→ TO BE DONE: Copy out the listing that follows, exactly, without its pictures.

→ SUPPLIED ENTRIES:
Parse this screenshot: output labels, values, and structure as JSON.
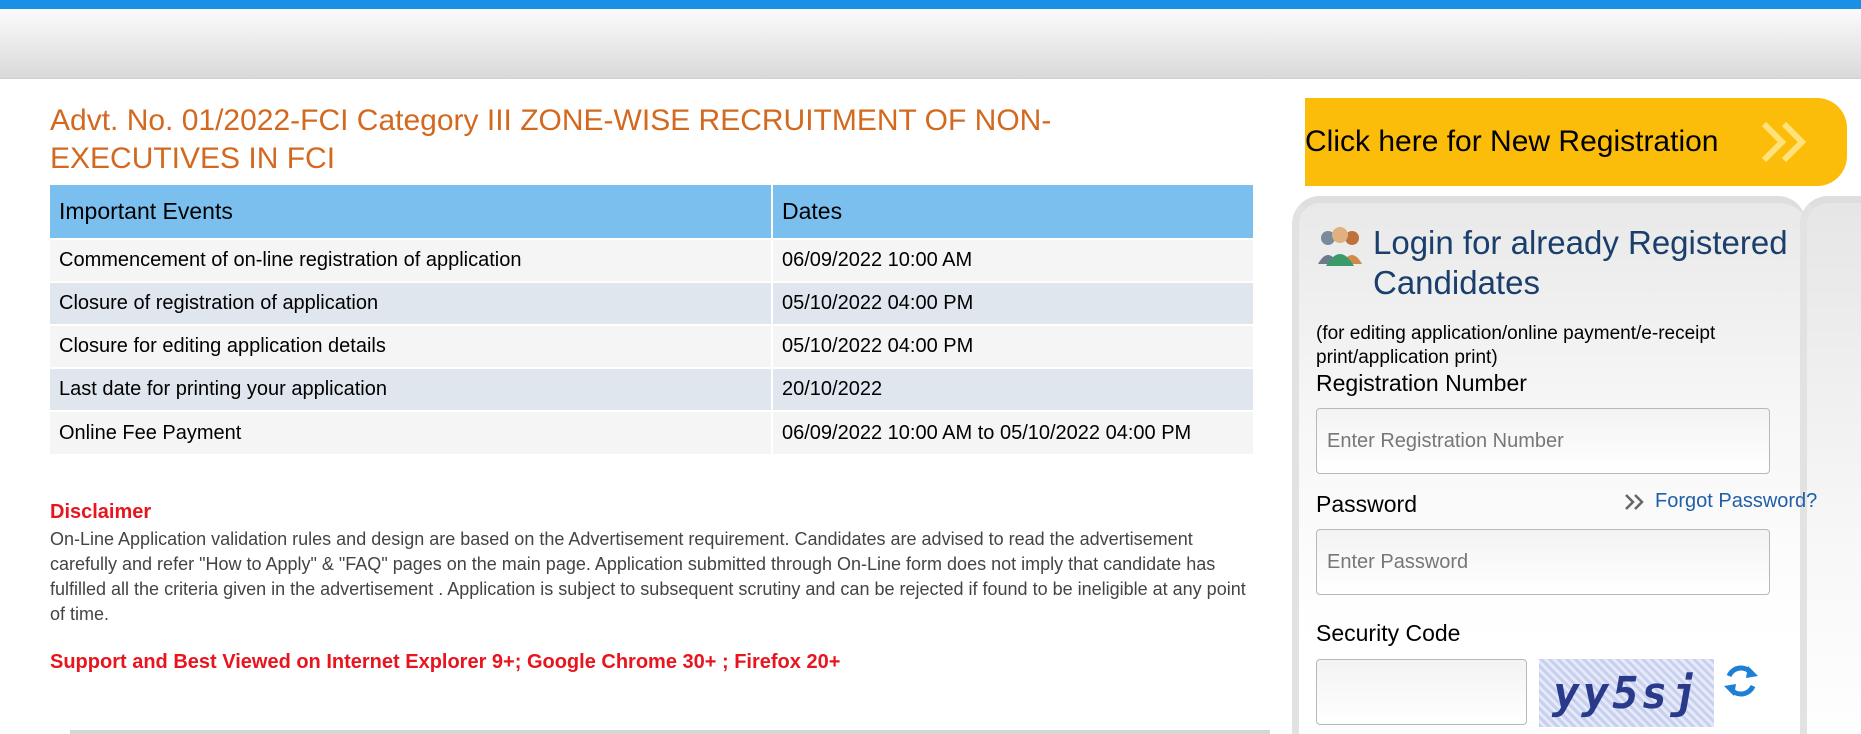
{
  "title": "Advt. No. 01/2022-FCI Category III ZONE-WISE RECRUITMENT OF NON-EXECUTIVES IN FCI",
  "events_table": {
    "headers": [
      "Important Events",
      "Dates"
    ],
    "rows": [
      [
        "Commencement of on-line registration of application",
        "06/09/2022 10:00 AM"
      ],
      [
        "Closure of registration of application",
        "05/10/2022 04:00 PM"
      ],
      [
        "Closure for editing application details",
        "05/10/2022 04:00 PM"
      ],
      [
        "Last date for printing your application",
        "20/10/2022"
      ],
      [
        "Online Fee Payment",
        "06/09/2022 10:00 AM to 05/10/2022 04:00 PM"
      ]
    ]
  },
  "disclaimer": {
    "title": "Disclaimer",
    "text": "On-Line Application validation rules and design are based on the Advertisement requirement. Candidates are advised to read the advertisement carefully and refer \"How to Apply\" & \"FAQ\" pages on the main page. Application submitted through On-Line form does not imply that candidate has fulfilled all the criteria given in the advertisement . Application is subject to subsequent scrutiny and can be rejected if found to be ineligible at any point of time."
  },
  "support_text": "Support and Best Viewed on Internet Explorer 9+; Google Chrome 30+ ; Firefox 20+",
  "registration_button": {
    "label": "Click here for New Registration",
    "icon": "double-chevron-right-icon"
  },
  "login": {
    "icon": "users-icon",
    "title": "Login for already Registered Candidates",
    "subtitle": "(for editing application/online payment/e-receipt print/application print)",
    "registration_label": "Registration Number",
    "registration_placeholder": "Enter Registration Number",
    "password_label": "Password",
    "password_placeholder": "Enter Password",
    "forgot_label": "Forgot Password?",
    "security_label": "Security Code",
    "captcha_text": "yy5sj",
    "refresh_icon": "refresh-icon"
  },
  "colors": {
    "top_bar": "#1a8fe6",
    "title": "#d2691e",
    "table_header": "#7bbfef",
    "registration_button": "#fcbd0a",
    "disclaimer": "#e8141e",
    "login_title": "#1a3f6c",
    "link": "#1f5fa8"
  }
}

→ RESPONSE TO THE EXERCISE:
Parse this screenshot: output labels, values, and structure as JSON.
{
  "title": "Advt. No. 01/2022-FCI Category III ZONE-WISE RECRUITMENT OF NON-EXECUTIVES IN FCI",
  "events_table": {
    "headers": [
      "Important Events",
      "Dates"
    ],
    "rows": [
      [
        "Commencement of on-line registration of application",
        "06/09/2022 10:00 AM"
      ],
      [
        "Closure of registration of application",
        "05/10/2022 04:00 PM"
      ],
      [
        "Closure for editing application details",
        "05/10/2022 04:00 PM"
      ],
      [
        "Last date for printing your application",
        "20/10/2022"
      ],
      [
        "Online Fee Payment",
        "06/09/2022 10:00 AM to 05/10/2022 04:00 PM"
      ]
    ]
  },
  "disclaimer": {
    "title": "Disclaimer",
    "text": "On-Line Application validation rules and design are based on the Advertisement requirement. Candidates are advised to read the advertisement carefully and refer \"How to Apply\" & \"FAQ\" pages on the main page. Application submitted through On-Line form does not imply that candidate has fulfilled all the criteria given in the advertisement . Application is subject to subsequent scrutiny and can be rejected if found to be ineligible at any point of time."
  },
  "support_text": "Support and Best Viewed on Internet Explorer 9+; Google Chrome 30+ ; Firefox 20+",
  "registration_button": {
    "label": "Click here for New Registration",
    "icon": "double-chevron-right-icon"
  },
  "login": {
    "icon": "users-icon",
    "title": "Login for already Registered Candidates",
    "subtitle": "(for editing application/online payment/e-receipt print/application print)",
    "registration_label": "Registration Number",
    "registration_placeholder": "Enter Registration Number",
    "password_label": "Password",
    "password_placeholder": "Enter Password",
    "forgot_label": "Forgot Password?",
    "security_label": "Security Code",
    "captcha_text": "yy5sj",
    "refresh_icon": "refresh-icon"
  },
  "colors": {
    "top_bar": "#1a8fe6",
    "title": "#d2691e",
    "table_header": "#7bbfef",
    "registration_button": "#fcbd0a",
    "disclaimer": "#e8141e",
    "login_title": "#1a3f6c",
    "link": "#1f5fa8"
  }
}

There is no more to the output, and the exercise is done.